Problem details » Extract the full listing verbatim and drop any pictures from your copy.

Raw records »
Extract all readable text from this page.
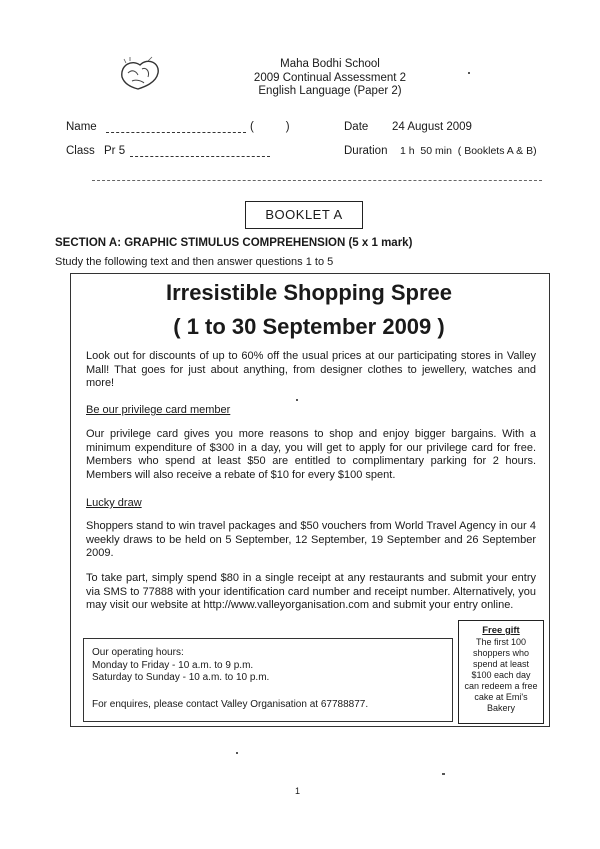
Maha Bodhi School
2009 Continual Assessment 2
English Language (Paper 2)
Name	(          )	Date 24 August 2009
Class Pr 5	Duration 1 h  50 min  ( Booklets A & B)
BOOKLET A
SECTION A: GRAPHIC STIMULUS COMPREHENSION (5 x 1 mark)
Study the following text and then answer questions 1 to 5
Irresistible Shopping Spree
( 1 to 30 September 2009 )
Look out for discounts of up to 60% off the usual prices at our participating stores in Valley Mall! That goes for just about anything, from designer clothes to jewellery, watches and more!
Be our privilege card member
Our privilege card gives you more reasons to shop and enjoy bigger bargains. With a minimum expenditure of $300 in a day, you will get to apply for our privilege card for free. Members who spend at least $50 are entitled to complimentary parking for 2 hours. Members will also receive a rebate of $10 for every $100 spent.
Lucky draw
Shoppers stand to win travel packages and $50 vouchers from World Travel Agency in our 4 weekly draws to be held on 5 September, 12 September, 19 September and 26 September 2009.
To take part, simply spend $80 in a single receipt at any restaurants and submit your entry via SMS to 77888 with your identification card number and receipt number. Alternatively, you may visit our website at http://www.valleyorganisation.com and submit your entry online.
Our operating hours:
Monday to Friday - 10 a.m. to 9 p.m.
Saturday to Sunday - 10 a.m. to 10 p.m.
For enquires, please contact Valley Organisation at 67788877.
Free gift
The first 100 shoppers who spend at least $100 each day can redeem a free cake at Emi's Bakery
1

Expected answer »
Extract all readable text from this page.
Maha Bodhi School
2009 Continual Assessment 2
English Language (Paper 2)
Name	(          )	Date 24 August 2009
Class Pr 5	Duration 1 h  50 min  ( Booklets A & B)
BOOKLET A
SECTION A: GRAPHIC STIMULUS COMPREHENSION (5 x 1 mark)
Study the following text and then answer questions 1 to 5
Irresistible Shopping Spree
( 1 to 30 September 2009 )
Look out for discounts of up to 60% off the usual prices at our participating stores in Valley Mall! That goes for just about anything, from designer clothes to jewellery, watches and more!
Be our privilege card member
Our privilege card gives you more reasons to shop and enjoy bigger bargains. With a minimum expenditure of $300 in a day, you will get to apply for our privilege card for free. Members who spend at least $50 are entitled to complimentary parking for 2 hours. Members will also receive a rebate of $10 for every $100 spent.
Lucky draw
Shoppers stand to win travel packages and $50 vouchers from World Travel Agency in our 4 weekly draws to be held on 5 September, 12 September, 19 September and 26 September 2009.
To take part, simply spend $80 in a single receipt at any restaurants and submit your entry via SMS to 77888 with your identification card number and receipt number. Alternatively, you may visit our website at http://www.valleyorganisation.com and submit your entry online.
Our operating hours:
Monday to Friday - 10 a.m. to 9 p.m.
Saturday to Sunday - 10 a.m. to 10 p.m.
For enquires, please contact Valley Organisation at 67788877.
Free gift
The first 100 shoppers who spend at least $100 each day can redeem a free cake at Emi's Bakery
1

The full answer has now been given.